* [WRITTEN PROBLEM]:
Return each line of the records with nothing changed, pictures excepted.
----- LISTING -----
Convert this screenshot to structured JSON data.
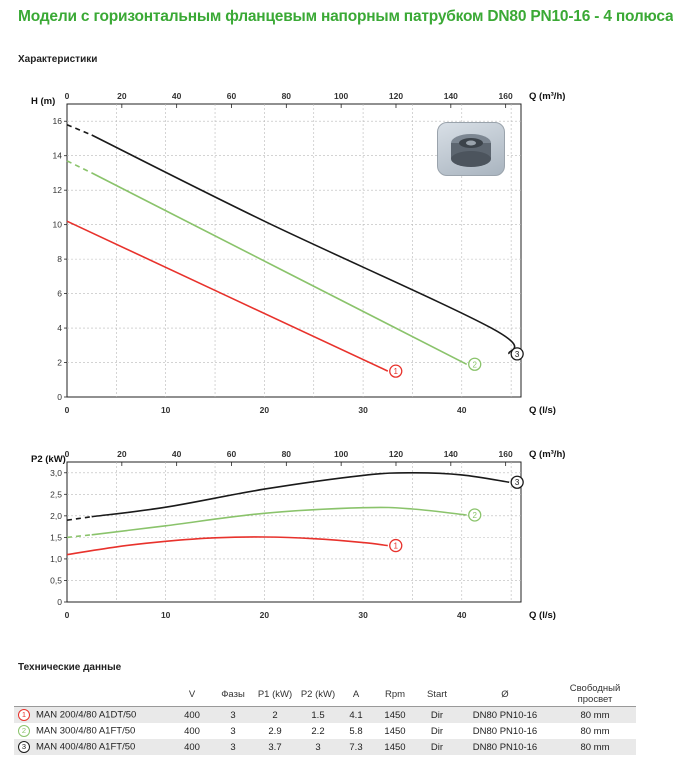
{
  "title": "Модели с горизонтальным фланцевым напорным патрубком DN80 PN10-16 - 4 полюса",
  "section_characteristics": "Характеристики",
  "section_tech": "Технические данные",
  "colors": {
    "title": "#3aa935",
    "series1": "#e8322c",
    "series2": "#8ac36b",
    "series3": "#1a1a1a"
  },
  "pump_image": "pump-impeller-photo",
  "chart_data": [
    {
      "type": "line",
      "title": "",
      "ylabel": "H (m)",
      "xlabel": "Q (l/s)",
      "xlabel_top": "Q (m³/h)",
      "xlim": [
        0,
        46
      ],
      "ylim": [
        0,
        17
      ],
      "x_ticks": [
        "0",
        "10",
        "20",
        "30",
        "40"
      ],
      "x_ticks_top": [
        "0",
        "20",
        "40",
        "60",
        "80",
        "100",
        "120",
        "140",
        "160"
      ],
      "y_ticks": [
        "0",
        "2",
        "4",
        "6",
        "8",
        "10",
        "12",
        "14",
        "16"
      ],
      "grid": true,
      "series": [
        {
          "name": "1",
          "dashed_until": 0,
          "x": [
            0,
            32.5
          ],
          "y": [
            10.2,
            1.5
          ]
        },
        {
          "name": "2",
          "dashed_until": 2.5,
          "x": [
            0,
            2.5,
            40.5
          ],
          "y": [
            13.7,
            13.0,
            1.9
          ]
        },
        {
          "name": "3",
          "dashed_until": 2.5,
          "x": [
            0,
            2.5,
            20,
            43,
            44.8
          ],
          "y": [
            15.8,
            15.2,
            10.2,
            4.0,
            2.5
          ]
        }
      ]
    },
    {
      "type": "line",
      "title": "",
      "ylabel": "P2 (kW)",
      "xlabel": "Q (l/s)",
      "xlabel_top": "Q (m³/h)",
      "xlim": [
        0,
        46
      ],
      "ylim": [
        0,
        3.25
      ],
      "x_ticks": [
        "0",
        "10",
        "20",
        "30",
        "40"
      ],
      "x_ticks_top": [
        "0",
        "20",
        "40",
        "60",
        "80",
        "100",
        "120",
        "140",
        "160"
      ],
      "y_ticks": [
        "0",
        "0,5",
        "1,0",
        "1,5",
        "2,0",
        "2,5",
        "3,0"
      ],
      "grid": true,
      "series": [
        {
          "name": "1",
          "dashed_until": 0,
          "x": [
            0,
            5,
            10,
            15,
            20,
            25,
            30,
            32.5
          ],
          "y": [
            1.1,
            1.28,
            1.41,
            1.49,
            1.51,
            1.47,
            1.38,
            1.31
          ]
        },
        {
          "name": "2",
          "dashed_until": 2.5,
          "x": [
            0,
            2.5,
            10,
            20,
            30,
            35,
            40.5
          ],
          "y": [
            1.5,
            1.56,
            1.77,
            2.06,
            2.19,
            2.16,
            2.02
          ]
        },
        {
          "name": "3",
          "dashed_until": 2.5,
          "x": [
            0,
            2.5,
            10,
            20,
            30,
            35,
            40,
            44.8
          ],
          "y": [
            1.9,
            1.98,
            2.2,
            2.62,
            2.94,
            3.0,
            2.95,
            2.78
          ]
        }
      ]
    }
  ],
  "table": {
    "headers": [
      "",
      "V",
      "Фазы",
      "P1 (kW)",
      "P2 (kW)",
      "A",
      "Rpm",
      "Start",
      "Ø",
      "Свободный просвет"
    ],
    "rows": [
      {
        "badge": "1",
        "model": "MAN 200/4/80 A1DT/50",
        "v": "400",
        "phases": "3",
        "p1": "2",
        "p2": "1.5",
        "a": "4.1",
        "rpm": "1450",
        "start": "Dir",
        "dn": "DN80 PN10-16",
        "clearance": "80 mm"
      },
      {
        "badge": "2",
        "model": "MAN 300/4/80 A1FT/50",
        "v": "400",
        "phases": "3",
        "p1": "2.9",
        "p2": "2.2",
        "a": "5.8",
        "rpm": "1450",
        "start": "Dir",
        "dn": "DN80 PN10-16",
        "clearance": "80 mm"
      },
      {
        "badge": "3",
        "model": "MAN 400/4/80 A1FT/50",
        "v": "400",
        "phases": "3",
        "p1": "3.7",
        "p2": "3",
        "a": "7.3",
        "rpm": "1450",
        "start": "Dir",
        "dn": "DN80 PN10-16",
        "clearance": "80 mm"
      }
    ]
  }
}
-----
* [ANSWER TO THE TASK]:
Convert this screenshot to structured JSON data.
{
  "title": "Модели с горизонтальным фланцевым напорным патрубком DN80 PN10-16 - 4 полюса",
  "section_characteristics": "Характеристики",
  "section_tech": "Технические данные",
  "colors": {
    "title": "#3aa935",
    "series1": "#e8322c",
    "series2": "#8ac36b",
    "series3": "#1a1a1a"
  },
  "pump_image": "pump-impeller-photo",
  "chart_data": [
    {
      "type": "line",
      "title": "",
      "ylabel": "H (m)",
      "xlabel": "Q (l/s)",
      "xlabel_top": "Q (m³/h)",
      "xlim": [
        0,
        46
      ],
      "ylim": [
        0,
        17
      ],
      "x_ticks": [
        "0",
        "10",
        "20",
        "30",
        "40"
      ],
      "x_ticks_top": [
        "0",
        "20",
        "40",
        "60",
        "80",
        "100",
        "120",
        "140",
        "160"
      ],
      "y_ticks": [
        "0",
        "2",
        "4",
        "6",
        "8",
        "10",
        "12",
        "14",
        "16"
      ],
      "grid": true,
      "series": [
        {
          "name": "1",
          "dashed_until": 0,
          "x": [
            0,
            32.5
          ],
          "y": [
            10.2,
            1.5
          ]
        },
        {
          "name": "2",
          "dashed_until": 2.5,
          "x": [
            0,
            2.5,
            40.5
          ],
          "y": [
            13.7,
            13.0,
            1.9
          ]
        },
        {
          "name": "3",
          "dashed_until": 2.5,
          "x": [
            0,
            2.5,
            20,
            43,
            44.8
          ],
          "y": [
            15.8,
            15.2,
            10.2,
            4.0,
            2.5
          ]
        }
      ]
    },
    {
      "type": "line",
      "title": "",
      "ylabel": "P2 (kW)",
      "xlabel": "Q (l/s)",
      "xlabel_top": "Q (m³/h)",
      "xlim": [
        0,
        46
      ],
      "ylim": [
        0,
        3.25
      ],
      "x_ticks": [
        "0",
        "10",
        "20",
        "30",
        "40"
      ],
      "x_ticks_top": [
        "0",
        "20",
        "40",
        "60",
        "80",
        "100",
        "120",
        "140",
        "160"
      ],
      "y_ticks": [
        "0",
        "0,5",
        "1,0",
        "1,5",
        "2,0",
        "2,5",
        "3,0"
      ],
      "grid": true,
      "series": [
        {
          "name": "1",
          "dashed_until": 0,
          "x": [
            0,
            5,
            10,
            15,
            20,
            25,
            30,
            32.5
          ],
          "y": [
            1.1,
            1.28,
            1.41,
            1.49,
            1.51,
            1.47,
            1.38,
            1.31
          ]
        },
        {
          "name": "2",
          "dashed_until": 2.5,
          "x": [
            0,
            2.5,
            10,
            20,
            30,
            35,
            40.5
          ],
          "y": [
            1.5,
            1.56,
            1.77,
            2.06,
            2.19,
            2.16,
            2.02
          ]
        },
        {
          "name": "3",
          "dashed_until": 2.5,
          "x": [
            0,
            2.5,
            10,
            20,
            30,
            35,
            40,
            44.8
          ],
          "y": [
            1.9,
            1.98,
            2.2,
            2.62,
            2.94,
            3.0,
            2.95,
            2.78
          ]
        }
      ]
    }
  ],
  "table": {
    "headers": [
      "",
      "V",
      "Фазы",
      "P1 (kW)",
      "P2 (kW)",
      "A",
      "Rpm",
      "Start",
      "Ø",
      "Свободный просвет"
    ],
    "rows": [
      {
        "badge": "1",
        "model": "MAN 200/4/80 A1DT/50",
        "v": "400",
        "phases": "3",
        "p1": "2",
        "p2": "1.5",
        "a": "4.1",
        "rpm": "1450",
        "start": "Dir",
        "dn": "DN80 PN10-16",
        "clearance": "80 mm"
      },
      {
        "badge": "2",
        "model": "MAN 300/4/80 A1FT/50",
        "v": "400",
        "phases": "3",
        "p1": "2.9",
        "p2": "2.2",
        "a": "5.8",
        "rpm": "1450",
        "start": "Dir",
        "dn": "DN80 PN10-16",
        "clearance": "80 mm"
      },
      {
        "badge": "3",
        "model": "MAN 400/4/80 A1FT/50",
        "v": "400",
        "phases": "3",
        "p1": "3.7",
        "p2": "3",
        "a": "7.3",
        "rpm": "1450",
        "start": "Dir",
        "dn": "DN80 PN10-16",
        "clearance": "80 mm"
      }
    ]
  }
}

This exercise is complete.